___ Data supplied

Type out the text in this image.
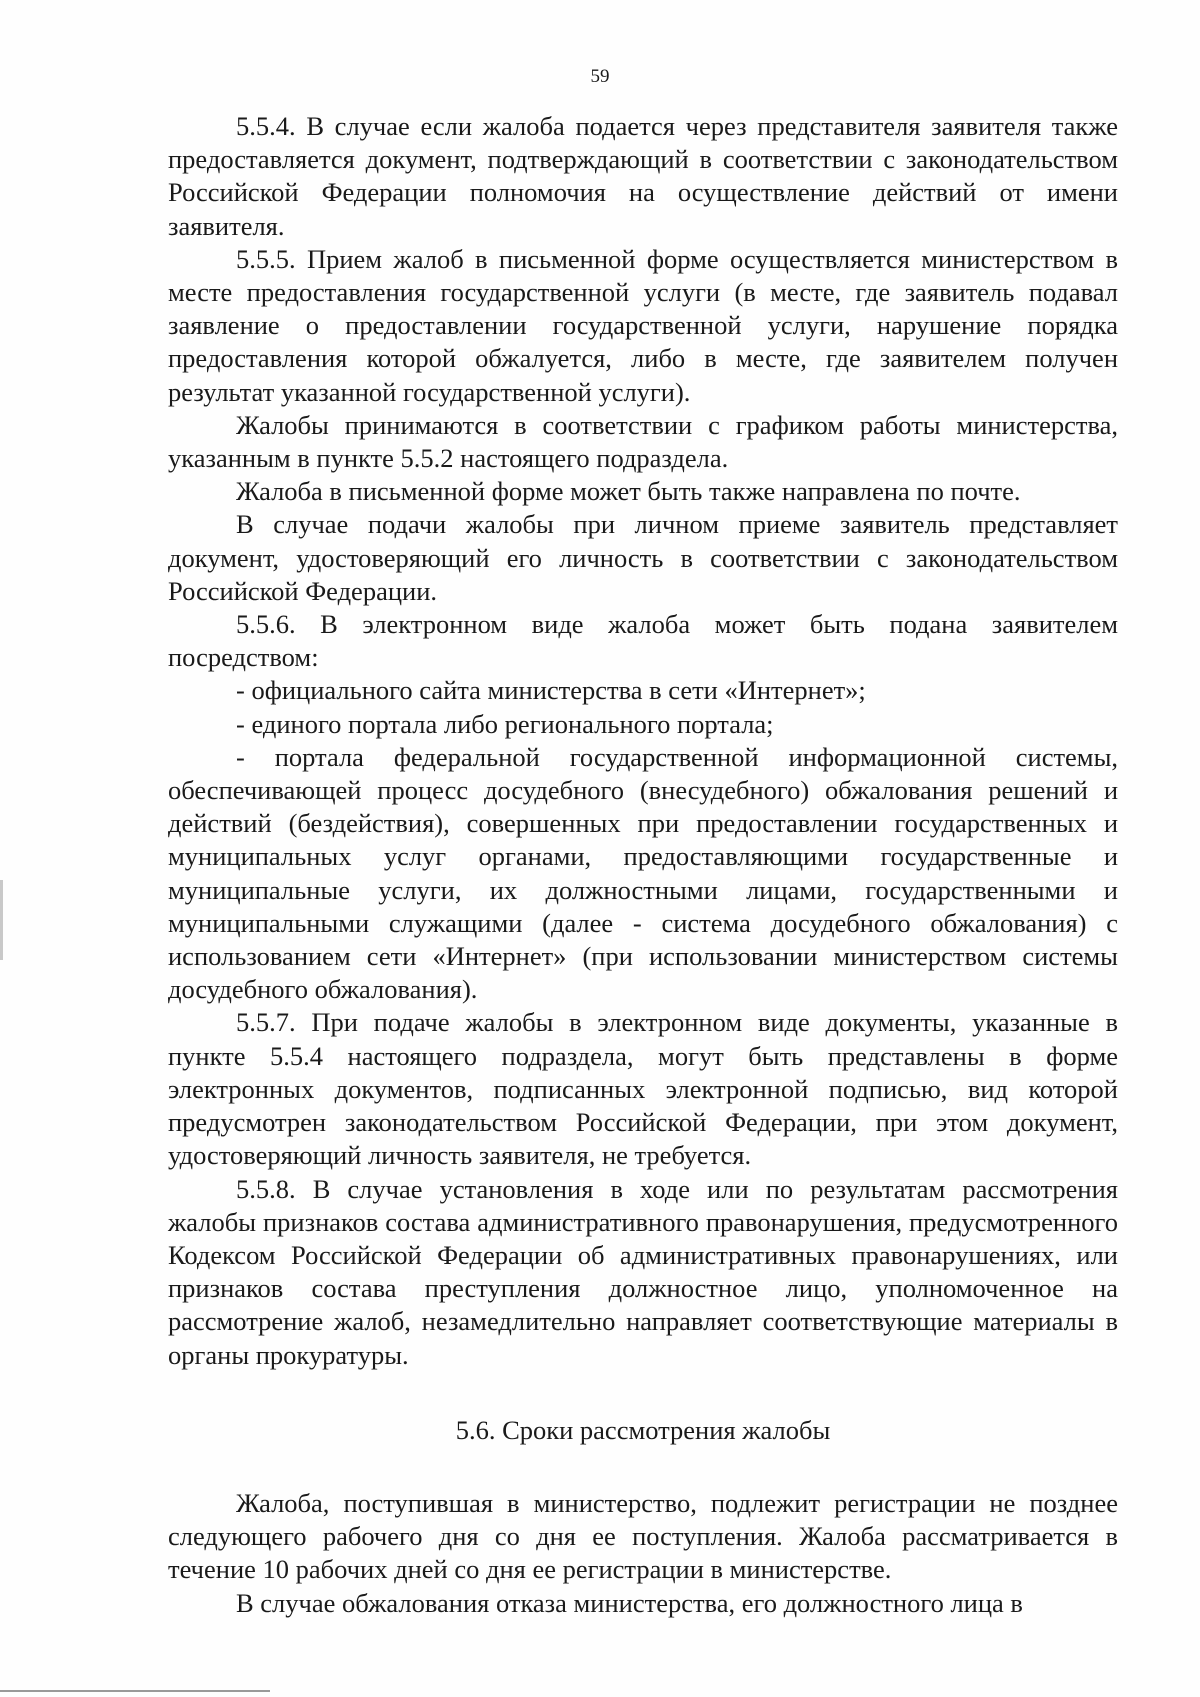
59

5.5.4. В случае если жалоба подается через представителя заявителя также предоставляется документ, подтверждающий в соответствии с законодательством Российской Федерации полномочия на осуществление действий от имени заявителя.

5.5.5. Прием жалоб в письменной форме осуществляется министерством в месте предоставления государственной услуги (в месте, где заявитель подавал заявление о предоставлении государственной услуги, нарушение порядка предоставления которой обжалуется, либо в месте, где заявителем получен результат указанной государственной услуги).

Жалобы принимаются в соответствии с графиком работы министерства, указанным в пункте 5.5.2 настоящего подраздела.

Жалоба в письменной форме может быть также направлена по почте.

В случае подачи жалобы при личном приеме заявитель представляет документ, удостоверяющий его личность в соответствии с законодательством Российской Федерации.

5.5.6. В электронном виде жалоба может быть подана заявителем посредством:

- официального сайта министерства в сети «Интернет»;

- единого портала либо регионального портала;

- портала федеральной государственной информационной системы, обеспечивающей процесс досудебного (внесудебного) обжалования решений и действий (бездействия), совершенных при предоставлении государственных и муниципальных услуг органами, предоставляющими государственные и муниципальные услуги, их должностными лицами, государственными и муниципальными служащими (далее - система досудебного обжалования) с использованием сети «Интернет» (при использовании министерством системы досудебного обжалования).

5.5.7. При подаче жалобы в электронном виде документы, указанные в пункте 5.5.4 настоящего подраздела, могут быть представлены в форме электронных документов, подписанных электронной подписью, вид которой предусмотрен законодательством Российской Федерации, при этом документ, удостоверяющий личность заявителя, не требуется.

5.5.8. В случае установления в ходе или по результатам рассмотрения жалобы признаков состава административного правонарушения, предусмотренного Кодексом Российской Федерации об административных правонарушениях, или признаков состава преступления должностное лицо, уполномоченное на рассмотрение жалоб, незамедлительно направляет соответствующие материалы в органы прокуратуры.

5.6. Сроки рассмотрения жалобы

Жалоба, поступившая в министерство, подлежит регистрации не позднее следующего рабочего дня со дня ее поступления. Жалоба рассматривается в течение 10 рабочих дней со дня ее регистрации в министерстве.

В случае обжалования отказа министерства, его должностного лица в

______

• [Task brief]
Using the material above, copy every line in which the string "настоящего" occurs.

• [Exercise response]
Жалобы принимаются в соответствии с графиком работы министерства, указанным в пункте 5.5.2 настоящего подраздела.
5.5.7. При подаче жалобы в электронном виде документы, указанные в пункте 5.5.4 настоящего подраздела, могут быть представлены в форме электронных документов, подписанных электронной подписью, вид которой предусмотрен законодательством Российской Федерации, при этом документ, удостоверяющий личность заявителя, не требуется.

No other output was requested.